- [DATA FOR PROCESSING]:
----------
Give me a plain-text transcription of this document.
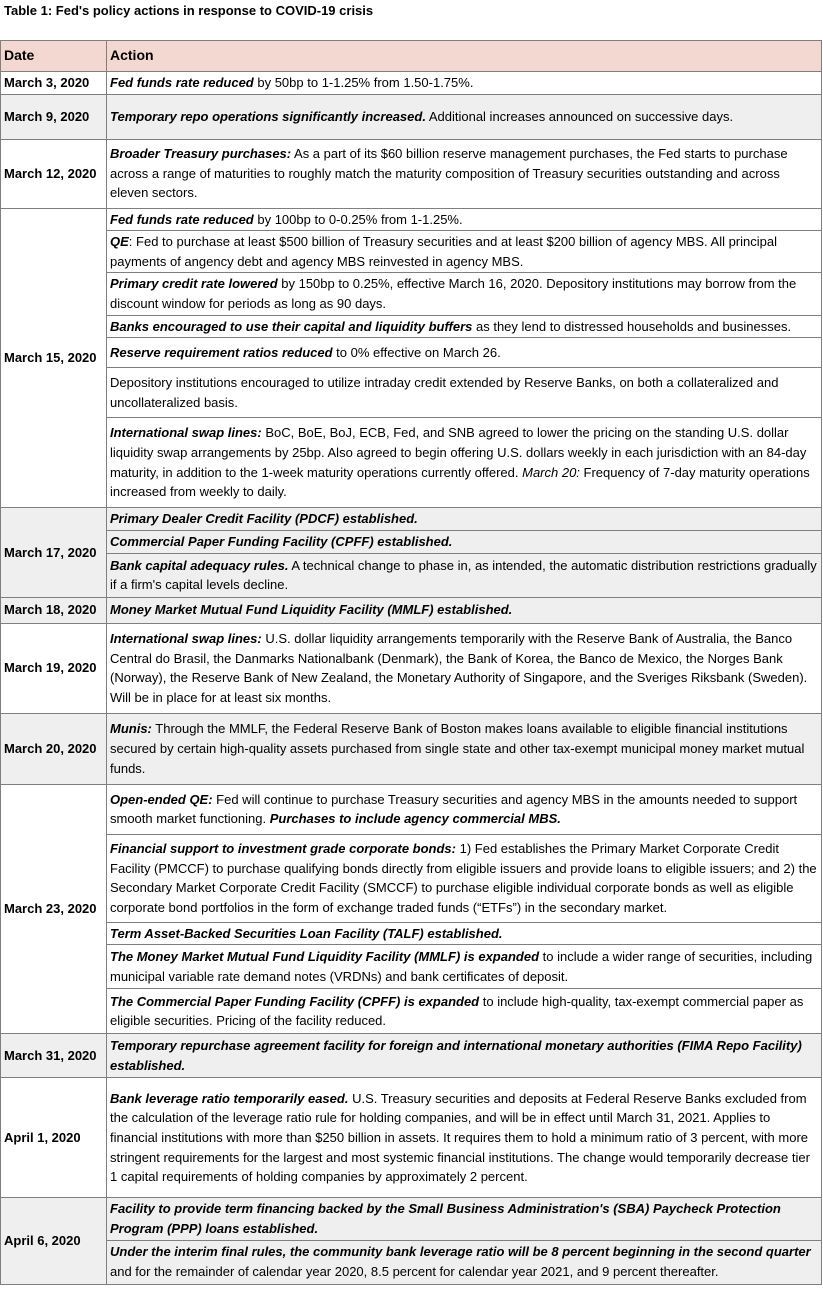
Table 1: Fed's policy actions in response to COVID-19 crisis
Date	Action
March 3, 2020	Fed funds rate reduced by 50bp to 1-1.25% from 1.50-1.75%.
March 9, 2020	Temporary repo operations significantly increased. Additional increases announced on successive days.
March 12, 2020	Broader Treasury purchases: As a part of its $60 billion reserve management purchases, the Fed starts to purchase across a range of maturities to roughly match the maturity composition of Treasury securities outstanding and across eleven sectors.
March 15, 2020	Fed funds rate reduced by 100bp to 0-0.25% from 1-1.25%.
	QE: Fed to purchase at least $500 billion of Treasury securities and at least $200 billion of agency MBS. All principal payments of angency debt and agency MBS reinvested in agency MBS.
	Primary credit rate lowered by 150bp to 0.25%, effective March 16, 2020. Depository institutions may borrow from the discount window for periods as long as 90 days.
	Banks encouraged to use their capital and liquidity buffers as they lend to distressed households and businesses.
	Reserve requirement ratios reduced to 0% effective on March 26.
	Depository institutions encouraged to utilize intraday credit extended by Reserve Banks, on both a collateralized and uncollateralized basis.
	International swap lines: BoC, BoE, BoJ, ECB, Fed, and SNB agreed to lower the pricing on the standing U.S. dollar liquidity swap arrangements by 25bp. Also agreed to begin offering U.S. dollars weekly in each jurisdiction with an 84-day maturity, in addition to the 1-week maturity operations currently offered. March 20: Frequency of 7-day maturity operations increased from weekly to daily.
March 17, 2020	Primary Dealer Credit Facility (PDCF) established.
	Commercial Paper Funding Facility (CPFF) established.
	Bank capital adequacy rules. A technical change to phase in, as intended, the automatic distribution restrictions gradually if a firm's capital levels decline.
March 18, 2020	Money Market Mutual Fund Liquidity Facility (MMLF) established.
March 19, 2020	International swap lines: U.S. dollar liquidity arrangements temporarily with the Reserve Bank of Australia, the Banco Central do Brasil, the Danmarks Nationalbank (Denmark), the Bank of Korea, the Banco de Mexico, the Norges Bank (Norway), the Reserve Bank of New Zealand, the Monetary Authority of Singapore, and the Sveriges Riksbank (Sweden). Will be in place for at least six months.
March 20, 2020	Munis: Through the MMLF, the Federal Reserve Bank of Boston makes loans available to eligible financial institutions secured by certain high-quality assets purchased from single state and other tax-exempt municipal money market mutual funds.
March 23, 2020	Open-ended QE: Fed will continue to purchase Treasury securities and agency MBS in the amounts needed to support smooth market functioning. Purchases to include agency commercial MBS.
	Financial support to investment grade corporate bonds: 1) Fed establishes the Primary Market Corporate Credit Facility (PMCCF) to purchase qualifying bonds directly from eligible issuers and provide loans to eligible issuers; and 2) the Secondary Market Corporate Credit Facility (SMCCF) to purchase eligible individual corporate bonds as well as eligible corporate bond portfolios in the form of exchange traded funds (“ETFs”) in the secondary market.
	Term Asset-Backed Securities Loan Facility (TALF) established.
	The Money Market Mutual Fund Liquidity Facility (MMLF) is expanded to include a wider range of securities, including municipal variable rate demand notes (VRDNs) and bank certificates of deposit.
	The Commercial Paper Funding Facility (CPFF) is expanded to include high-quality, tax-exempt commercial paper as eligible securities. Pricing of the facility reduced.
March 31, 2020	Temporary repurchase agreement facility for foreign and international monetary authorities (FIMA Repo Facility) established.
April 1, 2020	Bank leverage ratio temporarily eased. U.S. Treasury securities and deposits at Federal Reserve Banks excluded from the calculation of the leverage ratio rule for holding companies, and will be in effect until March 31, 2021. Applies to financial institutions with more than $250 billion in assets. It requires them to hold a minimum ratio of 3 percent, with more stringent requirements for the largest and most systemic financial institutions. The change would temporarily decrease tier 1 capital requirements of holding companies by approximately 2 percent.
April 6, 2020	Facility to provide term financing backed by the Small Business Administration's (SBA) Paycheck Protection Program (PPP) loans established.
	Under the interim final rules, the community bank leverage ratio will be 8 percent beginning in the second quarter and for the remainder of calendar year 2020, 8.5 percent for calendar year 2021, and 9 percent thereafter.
----------
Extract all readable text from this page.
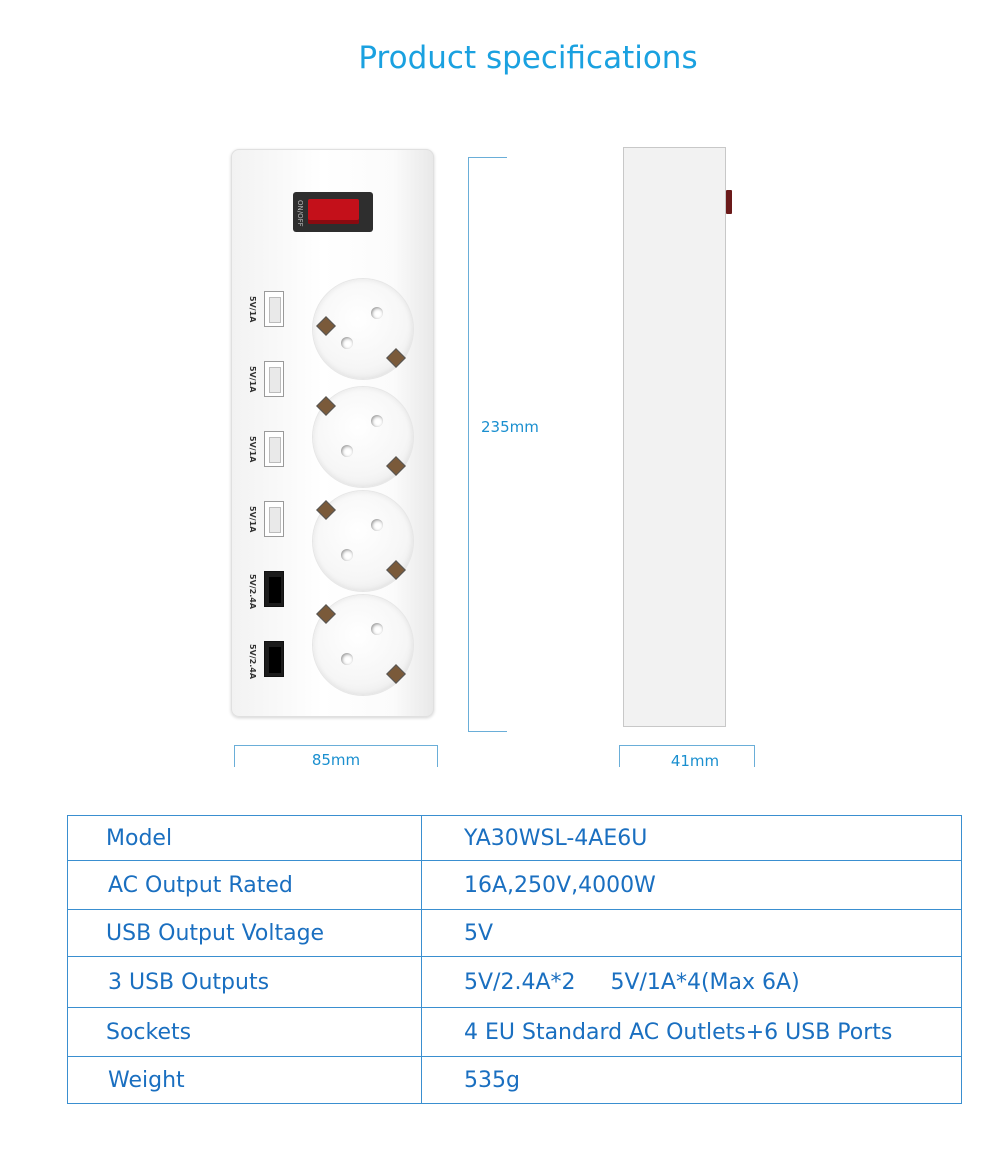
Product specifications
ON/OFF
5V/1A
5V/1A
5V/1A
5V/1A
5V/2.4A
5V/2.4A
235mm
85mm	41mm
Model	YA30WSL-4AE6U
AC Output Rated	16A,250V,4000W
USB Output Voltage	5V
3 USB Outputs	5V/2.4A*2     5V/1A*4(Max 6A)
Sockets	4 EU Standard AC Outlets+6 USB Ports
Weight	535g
----------
- [GIVEN REQUEST]:
Pull out all lines of the data with the string "support".

- [FINISHED TASK]:
March 23, 2020	Open-ended QE: Fed will continue to purchase Treasury securities and agency MBS in the amounts needed to support smooth market functioning. Purchases to include agency commercial MBS.
	Financial support to investment grade corporate bonds: 1) Fed establishes the Primary Market Corporate Credit Facility (PMCCF) to purchase qualifying bonds directly from eligible issuers and provide loans to eligible issuers; and 2) the Secondary Market Corporate Credit Facility (SMCCF) to purchase eligible individual corporate bonds as well as eligible corporate bond portfolios in the form of exchange traded funds (“ETFs”) in the secondary market.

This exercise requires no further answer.